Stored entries
BEGIN
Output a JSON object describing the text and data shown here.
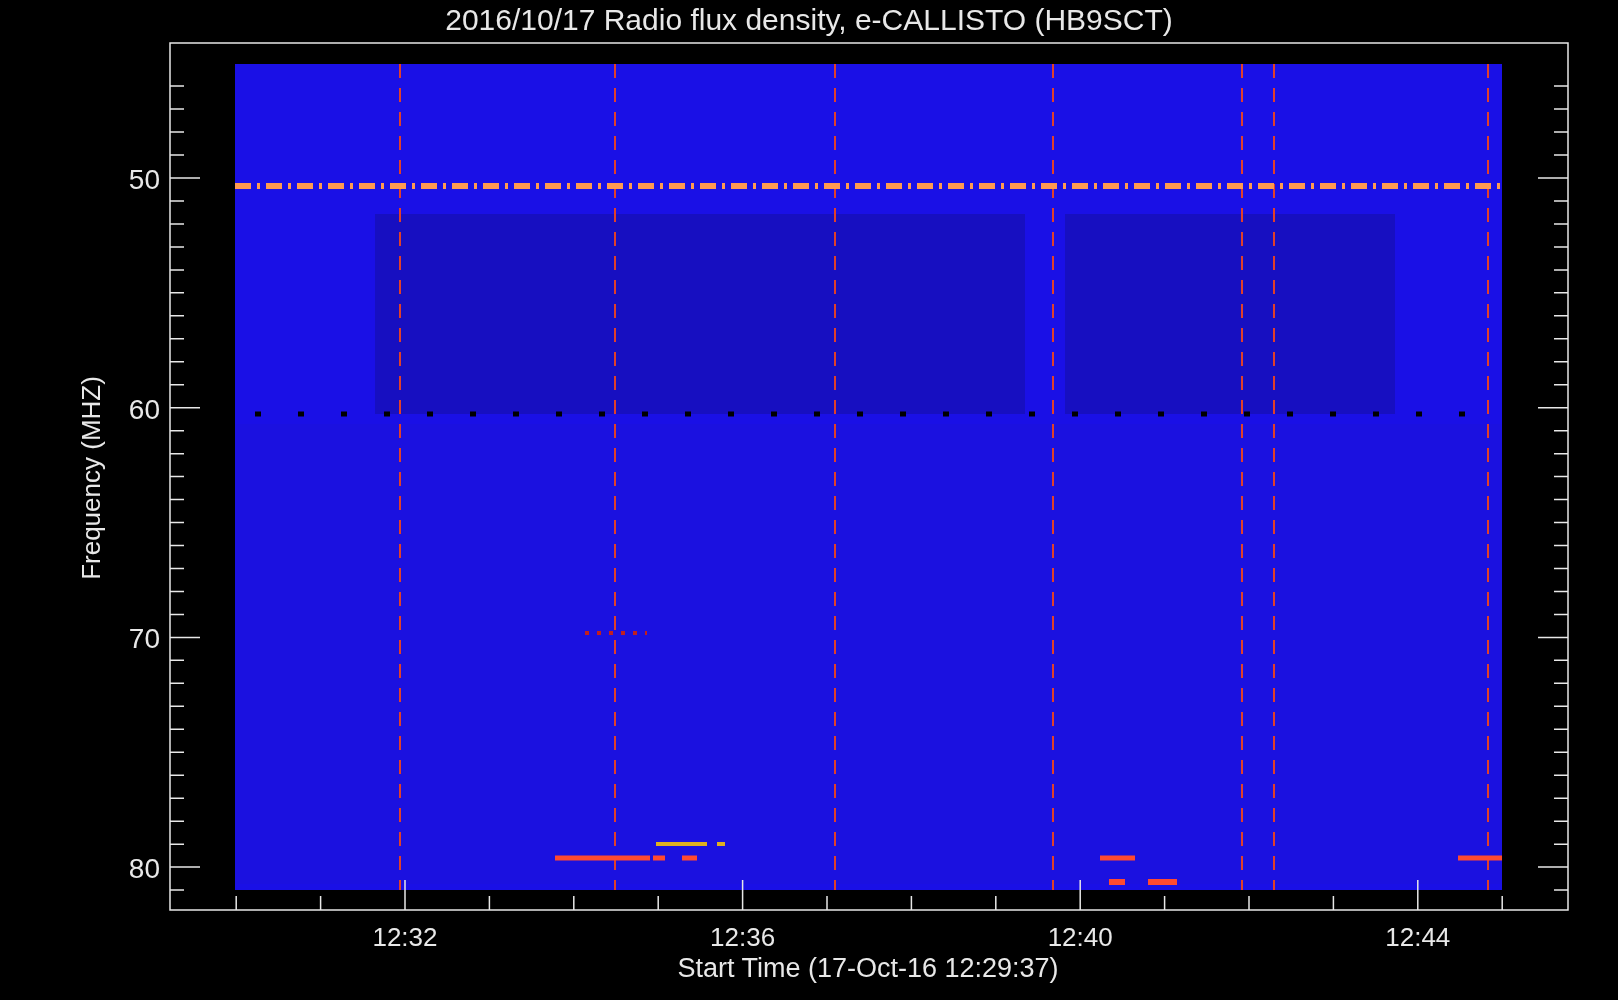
{
  "title": "2016/10/17  Radio flux density, e-CALLISTO (HB9SCT)",
  "y_axis": {
    "label": "Frequency (MHZ)",
    "ticks": [
      "50",
      "60",
      "70",
      "80"
    ]
  },
  "x_axis": {
    "label": "Start Time (17-Oct-16 12:29:37)",
    "ticks": [
      "12:32",
      "12:36",
      "12:40",
      "12:44"
    ]
  }
}
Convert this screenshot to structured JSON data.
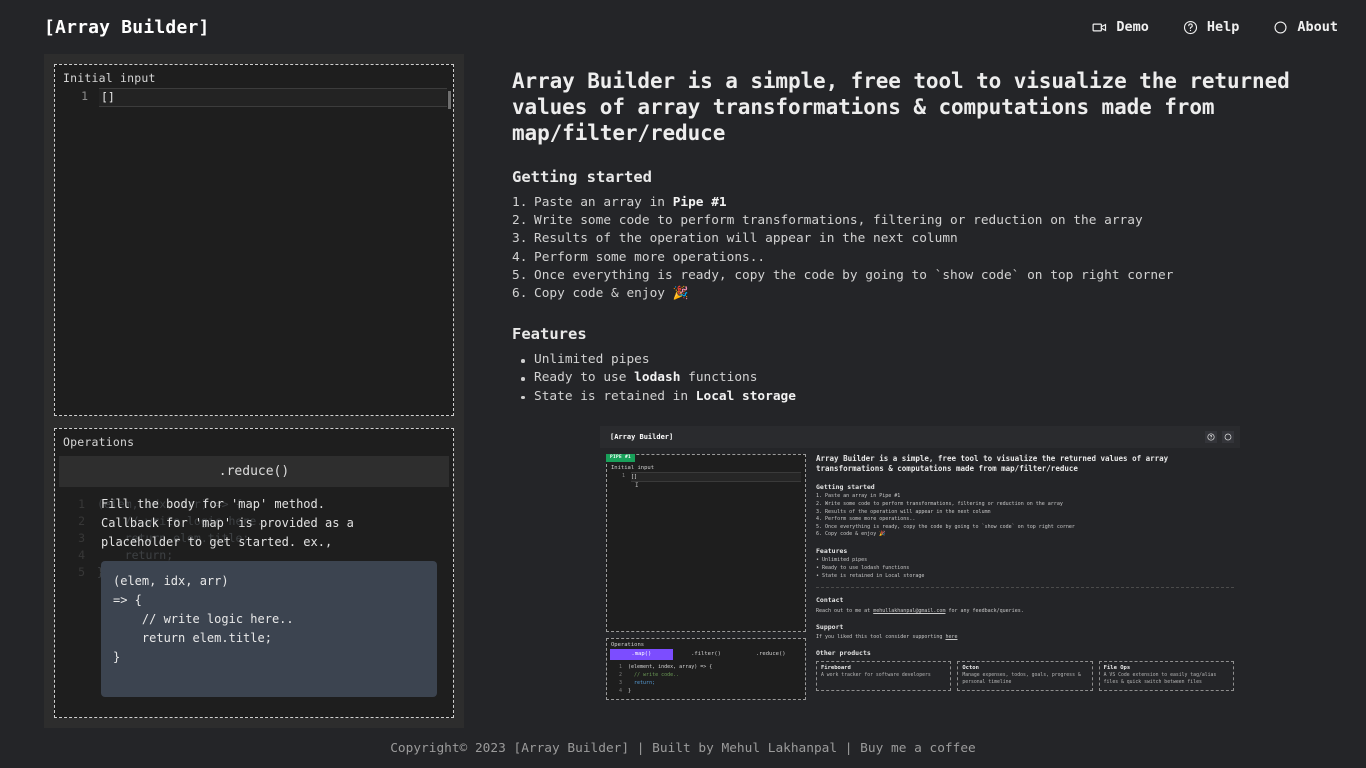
{
  "app": {
    "title": "[Array Builder]"
  },
  "nav": {
    "items": [
      {
        "label": "Demo",
        "icon": "video-camera-icon"
      },
      {
        "label": "Help",
        "icon": "question-circle-icon"
      },
      {
        "label": "About",
        "icon": "circle-icon"
      }
    ]
  },
  "left": {
    "input_panel": {
      "label": "Initial input",
      "line_number": "1",
      "value": "[]"
    },
    "operations_panel": {
      "label": "Operations",
      "active_tab": ".reduce()",
      "ghost_lines": [
        {
          "n": "1",
          "text": "(elem, idx, arr) => {"
        },
        {
          "n": "2",
          "text": "    // write logic here.."
        },
        {
          "n": "3",
          "text": "    return elem.title;"
        },
        {
          "n": "4",
          "text": "    return;"
        },
        {
          "n": "5",
          "text": "}"
        }
      ],
      "tooltip": {
        "line1": "Fill the body for 'map' method.",
        "line2": "Callback for 'map' is provided as a",
        "line3": "placeholder to get started. ex.,",
        "code": "(elem, idx, arr)\n=> {\n    // write logic here..\n    return elem.title;\n}"
      }
    }
  },
  "main": {
    "lede": "Array Builder is a simple, free tool to visualize the returned values of array transformations & computations made from map/filter/reduce",
    "getting_started": {
      "heading": "Getting started",
      "steps": [
        {
          "num": "1.",
          "pre": "Paste an array in ",
          "strong": "Pipe #1",
          "post": ""
        },
        {
          "num": "2.",
          "pre": "Write some code to perform transformations, filtering or reduction on the array",
          "strong": "",
          "post": ""
        },
        {
          "num": "3.",
          "pre": "Results of the operation will appear in the next column",
          "strong": "",
          "post": ""
        },
        {
          "num": "4.",
          "pre": "Perform some more operations..",
          "strong": "",
          "post": ""
        },
        {
          "num": "5.",
          "pre": "Once everything is ready, copy the code by going to `show code` on top right corner",
          "strong": "",
          "post": ""
        },
        {
          "num": "6.",
          "pre": "Copy code & enjoy 🎉",
          "strong": "",
          "post": ""
        }
      ]
    },
    "features": {
      "heading": "Features",
      "items": [
        {
          "pre": "Unlimited pipes",
          "strong": "",
          "post": ""
        },
        {
          "pre": "Ready to use ",
          "strong": "lodash",
          "post": " functions"
        },
        {
          "pre": "State is retained in ",
          "strong": "Local storage",
          "post": ""
        }
      ]
    }
  },
  "preview": {
    "brand": "[Array Builder]",
    "icons": [
      "question-circle-icon",
      "circle-icon"
    ],
    "pipe_badge": "PIPE #1",
    "input_label": "Initial input",
    "input_line_number": "1",
    "input_value": "[]",
    "ops_label": "Operations",
    "tabs": [
      {
        "label": ".map()",
        "active": true
      },
      {
        "label": ".filter()",
        "active": false
      },
      {
        "label": ".reduce()",
        "active": false
      }
    ],
    "ops_code": [
      {
        "n": "1",
        "text": "(element, index, array) => {",
        "cls": ""
      },
      {
        "n": "2",
        "text": "  // write code..",
        "cls": "cm-green"
      },
      {
        "n": "3",
        "text": "  return;",
        "cls": "cm-blue"
      },
      {
        "n": "4",
        "text": "}",
        "cls": ""
      }
    ],
    "lede": "Array Builder is a simple, free tool to visualize the returned values of array transformations & computations made from map/filter/reduce",
    "getting_started_heading": "Getting started",
    "getting_started": [
      "1. Paste an array in Pipe #1",
      "2. Write some code to perform transformations, filtering or reduction on the array",
      "3. Results of the operation will appear in the next column",
      "4. Perform some more operations..",
      "5. Once everything is ready, copy the code by going to `show code` on top right corner",
      "6. Copy code & enjoy 🎉"
    ],
    "features_heading": "Features",
    "features": [
      "• Unlimited pipes",
      "• Ready to use lodash functions",
      "• State is retained in Local storage"
    ],
    "contact_heading": "Contact",
    "contact_pre": "Reach out to me at ",
    "contact_link": "mehullakhanpal@gmail.com",
    "contact_post": " for any feedback/queries.",
    "support_heading": "Support",
    "support_pre": "If you liked this tool consider supporting ",
    "support_link": "here",
    "products_heading": "Other products",
    "products": [
      {
        "title": "Fireboard",
        "desc": "A work tracker for software developers"
      },
      {
        "title": "Octon",
        "desc": "Manage expenses, todos, goals, progress & personal timeline"
      },
      {
        "title": "File Ops",
        "desc": "A VS Code extension to easily tag/alias files & quick switch between files"
      }
    ]
  },
  "footer": {
    "text": "Copyright© 2023 [Array Builder] | Built by Mehul Lakhanpal | Buy me a coffee"
  },
  "colors": {
    "page_bg": "#242528",
    "panel_bg": "#2d2d2d",
    "editor_bg": "#1e1e1e",
    "accent_purple": "#7c4dff",
    "badge_green": "#19a05a",
    "text": "#d8d8d8"
  }
}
END
Set down all the data again exactly as above, pictures excluded.

[ANSWER FOR THIS EXERCISE]
Output a JSON object describing the text and data shown here.
{
  "title": "2016/10/17  Radio flux density, e-CALLISTO (HB9SCT)",
  "y_axis": {
    "label": "Frequency (MHZ)",
    "ticks": [
      "50",
      "60",
      "70",
      "80"
    ]
  },
  "x_axis": {
    "label": "Start Time (17-Oct-16 12:29:37)",
    "ticks": [
      "12:32",
      "12:36",
      "12:40",
      "12:44"
    ]
  }
}
Convert this screenshot to structured JSON data.
{
  "app": {
    "title": "[Array Builder]"
  },
  "nav": {
    "items": [
      {
        "label": "Demo",
        "icon": "video-camera-icon"
      },
      {
        "label": "Help",
        "icon": "question-circle-icon"
      },
      {
        "label": "About",
        "icon": "circle-icon"
      }
    ]
  },
  "left": {
    "input_panel": {
      "label": "Initial input",
      "line_number": "1",
      "value": "[]"
    },
    "operations_panel": {
      "label": "Operations",
      "active_tab": ".reduce()",
      "ghost_lines": [
        {
          "n": "1",
          "text": "(elem, idx, arr) => {"
        },
        {
          "n": "2",
          "text": "    // write logic here.."
        },
        {
          "n": "3",
          "text": "    return elem.title;"
        },
        {
          "n": "4",
          "text": "    return;"
        },
        {
          "n": "5",
          "text": "}"
        }
      ],
      "tooltip": {
        "line1": "Fill the body for 'map' method.",
        "line2": "Callback for 'map' is provided as a",
        "line3": "placeholder to get started. ex.,",
        "code": "(elem, idx, arr)\n=> {\n    // write logic here..\n    return elem.title;\n}"
      }
    }
  },
  "main": {
    "lede": "Array Builder is a simple, free tool to visualize the returned values of array transformations & computations made from map/filter/reduce",
    "getting_started": {
      "heading": "Getting started",
      "steps": [
        {
          "num": "1.",
          "pre": "Paste an array in ",
          "strong": "Pipe #1",
          "post": ""
        },
        {
          "num": "2.",
          "pre": "Write some code to perform transformations, filtering or reduction on the array",
          "strong": "",
          "post": ""
        },
        {
          "num": "3.",
          "pre": "Results of the operation will appear in the next column",
          "strong": "",
          "post": ""
        },
        {
          "num": "4.",
          "pre": "Perform some more operations..",
          "strong": "",
          "post": ""
        },
        {
          "num": "5.",
          "pre": "Once everything is ready, copy the code by going to `show code` on top right corner",
          "strong": "",
          "post": ""
        },
        {
          "num": "6.",
          "pre": "Copy code & enjoy 🎉",
          "strong": "",
          "post": ""
        }
      ]
    },
    "features": {
      "heading": "Features",
      "items": [
        {
          "pre": "Unlimited pipes",
          "strong": "",
          "post": ""
        },
        {
          "pre": "Ready to use ",
          "strong": "lodash",
          "post": " functions"
        },
        {
          "pre": "State is retained in ",
          "strong": "Local storage",
          "post": ""
        }
      ]
    }
  },
  "preview": {
    "brand": "[Array Builder]",
    "icons": [
      "question-circle-icon",
      "circle-icon"
    ],
    "pipe_badge": "PIPE #1",
    "input_label": "Initial input",
    "input_line_number": "1",
    "input_value": "[]",
    "ops_label": "Operations",
    "tabs": [
      {
        "label": ".map()",
        "active": true
      },
      {
        "label": ".filter()",
        "active": false
      },
      {
        "label": ".reduce()",
        "active": false
      }
    ],
    "ops_code": [
      {
        "n": "1",
        "text": "(element, index, array) => {",
        "cls": ""
      },
      {
        "n": "2",
        "text": "  // write code..",
        "cls": "cm-green"
      },
      {
        "n": "3",
        "text": "  return;",
        "cls": "cm-blue"
      },
      {
        "n": "4",
        "text": "}",
        "cls": ""
      }
    ],
    "lede": "Array Builder is a simple, free tool to visualize the returned values of array transformations & computations made from map/filter/reduce",
    "getting_started_heading": "Getting started",
    "getting_started": [
      "1. Paste an array in Pipe #1",
      "2. Write some code to perform transformations, filtering or reduction on the array",
      "3. Results of the operation will appear in the next column",
      "4. Perform some more operations..",
      "5. Once everything is ready, copy the code by going to `show code` on top right corner",
      "6. Copy code & enjoy 🎉"
    ],
    "features_heading": "Features",
    "features": [
      "• Unlimited pipes",
      "• Ready to use lodash functions",
      "• State is retained in Local storage"
    ],
    "contact_heading": "Contact",
    "contact_pre": "Reach out to me at ",
    "contact_link": "mehullakhanpal@gmail.com",
    "contact_post": " for any feedback/queries.",
    "support_heading": "Support",
    "support_pre": "If you liked this tool consider supporting ",
    "support_link": "here",
    "products_heading": "Other products",
    "products": [
      {
        "title": "Fireboard",
        "desc": "A work tracker for software developers"
      },
      {
        "title": "Octon",
        "desc": "Manage expenses, todos, goals, progress & personal timeline"
      },
      {
        "title": "File Ops",
        "desc": "A VS Code extension to easily tag/alias files & quick switch between files"
      }
    ]
  },
  "footer": {
    "text": "Copyright© 2023 [Array Builder] | Built by Mehul Lakhanpal | Buy me a coffee"
  },
  "colors": {
    "page_bg": "#242528",
    "panel_bg": "#2d2d2d",
    "editor_bg": "#1e1e1e",
    "accent_purple": "#7c4dff",
    "badge_green": "#19a05a",
    "text": "#d8d8d8"
  }
}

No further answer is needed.